-- Begin GIVEN DATA --
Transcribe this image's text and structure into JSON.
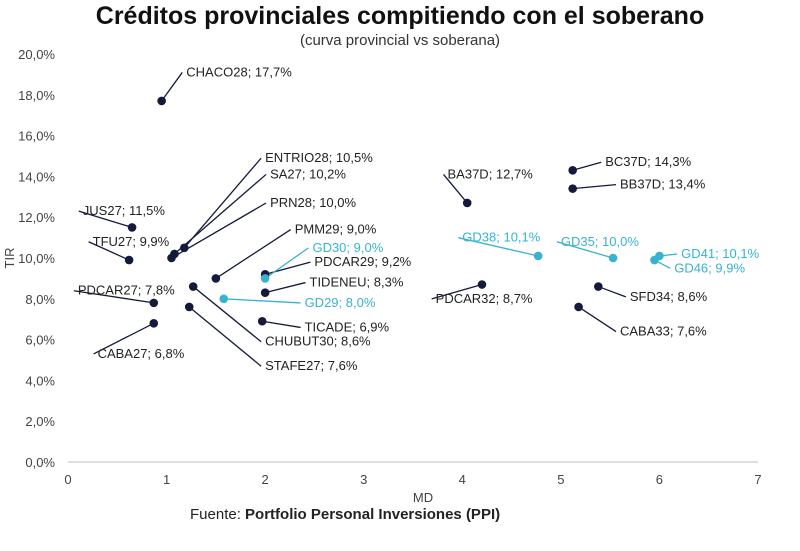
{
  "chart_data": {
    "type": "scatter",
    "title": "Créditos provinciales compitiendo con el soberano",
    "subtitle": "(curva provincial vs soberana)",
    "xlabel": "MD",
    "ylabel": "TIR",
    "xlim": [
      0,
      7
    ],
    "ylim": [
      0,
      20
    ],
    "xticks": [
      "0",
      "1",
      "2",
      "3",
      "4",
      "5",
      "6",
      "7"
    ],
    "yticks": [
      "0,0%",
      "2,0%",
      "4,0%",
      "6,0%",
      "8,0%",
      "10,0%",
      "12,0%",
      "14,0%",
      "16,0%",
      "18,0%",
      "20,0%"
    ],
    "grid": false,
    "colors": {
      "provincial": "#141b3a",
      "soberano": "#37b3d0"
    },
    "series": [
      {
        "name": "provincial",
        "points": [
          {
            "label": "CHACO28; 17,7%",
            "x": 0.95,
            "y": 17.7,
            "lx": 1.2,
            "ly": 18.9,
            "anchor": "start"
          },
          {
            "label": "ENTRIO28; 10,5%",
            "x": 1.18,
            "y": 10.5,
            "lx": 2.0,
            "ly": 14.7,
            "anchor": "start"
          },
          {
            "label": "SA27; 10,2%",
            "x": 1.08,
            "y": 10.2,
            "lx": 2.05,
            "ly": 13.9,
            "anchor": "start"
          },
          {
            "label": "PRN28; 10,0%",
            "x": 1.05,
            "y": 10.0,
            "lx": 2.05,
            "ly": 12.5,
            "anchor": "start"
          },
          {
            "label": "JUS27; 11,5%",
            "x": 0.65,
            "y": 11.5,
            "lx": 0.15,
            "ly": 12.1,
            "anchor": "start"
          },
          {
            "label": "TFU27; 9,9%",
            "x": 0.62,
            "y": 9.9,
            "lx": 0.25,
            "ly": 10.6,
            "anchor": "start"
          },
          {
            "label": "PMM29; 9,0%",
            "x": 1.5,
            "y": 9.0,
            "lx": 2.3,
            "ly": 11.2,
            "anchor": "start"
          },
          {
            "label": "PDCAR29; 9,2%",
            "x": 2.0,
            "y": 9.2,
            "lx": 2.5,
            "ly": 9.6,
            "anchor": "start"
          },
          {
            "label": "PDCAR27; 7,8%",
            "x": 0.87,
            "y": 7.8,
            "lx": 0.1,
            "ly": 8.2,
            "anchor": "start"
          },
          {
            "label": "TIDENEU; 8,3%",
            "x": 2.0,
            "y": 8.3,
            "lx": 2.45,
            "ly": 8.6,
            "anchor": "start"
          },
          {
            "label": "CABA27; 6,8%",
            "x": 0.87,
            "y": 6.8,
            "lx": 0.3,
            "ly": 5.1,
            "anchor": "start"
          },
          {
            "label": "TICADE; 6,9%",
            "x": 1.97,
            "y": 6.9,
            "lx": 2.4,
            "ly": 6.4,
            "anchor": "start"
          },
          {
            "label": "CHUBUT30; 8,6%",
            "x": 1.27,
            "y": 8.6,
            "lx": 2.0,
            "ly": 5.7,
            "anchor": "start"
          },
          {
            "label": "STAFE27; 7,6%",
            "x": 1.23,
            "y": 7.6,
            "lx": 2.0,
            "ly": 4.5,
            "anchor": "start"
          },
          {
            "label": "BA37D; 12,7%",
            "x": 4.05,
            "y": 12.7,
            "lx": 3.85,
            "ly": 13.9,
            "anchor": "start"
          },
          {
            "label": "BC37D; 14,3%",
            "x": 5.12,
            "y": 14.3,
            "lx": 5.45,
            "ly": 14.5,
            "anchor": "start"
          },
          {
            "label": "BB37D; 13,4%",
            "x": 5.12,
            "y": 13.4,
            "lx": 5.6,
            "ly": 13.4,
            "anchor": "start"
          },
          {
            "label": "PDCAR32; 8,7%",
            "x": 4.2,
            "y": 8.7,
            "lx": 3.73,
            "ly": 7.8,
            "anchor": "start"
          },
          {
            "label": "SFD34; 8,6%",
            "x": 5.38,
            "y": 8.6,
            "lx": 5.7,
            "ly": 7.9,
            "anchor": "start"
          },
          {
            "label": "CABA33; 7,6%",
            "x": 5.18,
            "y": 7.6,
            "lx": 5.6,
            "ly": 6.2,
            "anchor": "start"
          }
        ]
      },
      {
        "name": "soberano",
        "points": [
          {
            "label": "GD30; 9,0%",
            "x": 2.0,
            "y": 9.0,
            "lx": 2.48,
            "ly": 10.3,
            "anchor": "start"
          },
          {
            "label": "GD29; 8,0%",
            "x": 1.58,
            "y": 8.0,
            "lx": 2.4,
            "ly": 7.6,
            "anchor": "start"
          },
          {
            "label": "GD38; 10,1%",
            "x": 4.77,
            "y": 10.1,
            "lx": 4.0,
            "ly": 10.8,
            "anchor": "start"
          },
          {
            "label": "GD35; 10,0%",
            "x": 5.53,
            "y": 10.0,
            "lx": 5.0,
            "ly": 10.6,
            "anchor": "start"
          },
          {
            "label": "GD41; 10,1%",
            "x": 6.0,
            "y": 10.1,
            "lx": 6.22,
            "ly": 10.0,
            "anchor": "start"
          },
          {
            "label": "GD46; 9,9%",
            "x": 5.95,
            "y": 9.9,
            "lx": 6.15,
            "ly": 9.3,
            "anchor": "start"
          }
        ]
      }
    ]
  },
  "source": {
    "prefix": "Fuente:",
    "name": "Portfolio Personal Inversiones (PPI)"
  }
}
-- End GIVEN DATA --
* **DIRECTION**:
Report only the number of lines in the listing that contain the word "soberano".

* **EXPECTED OUTPUT**:
3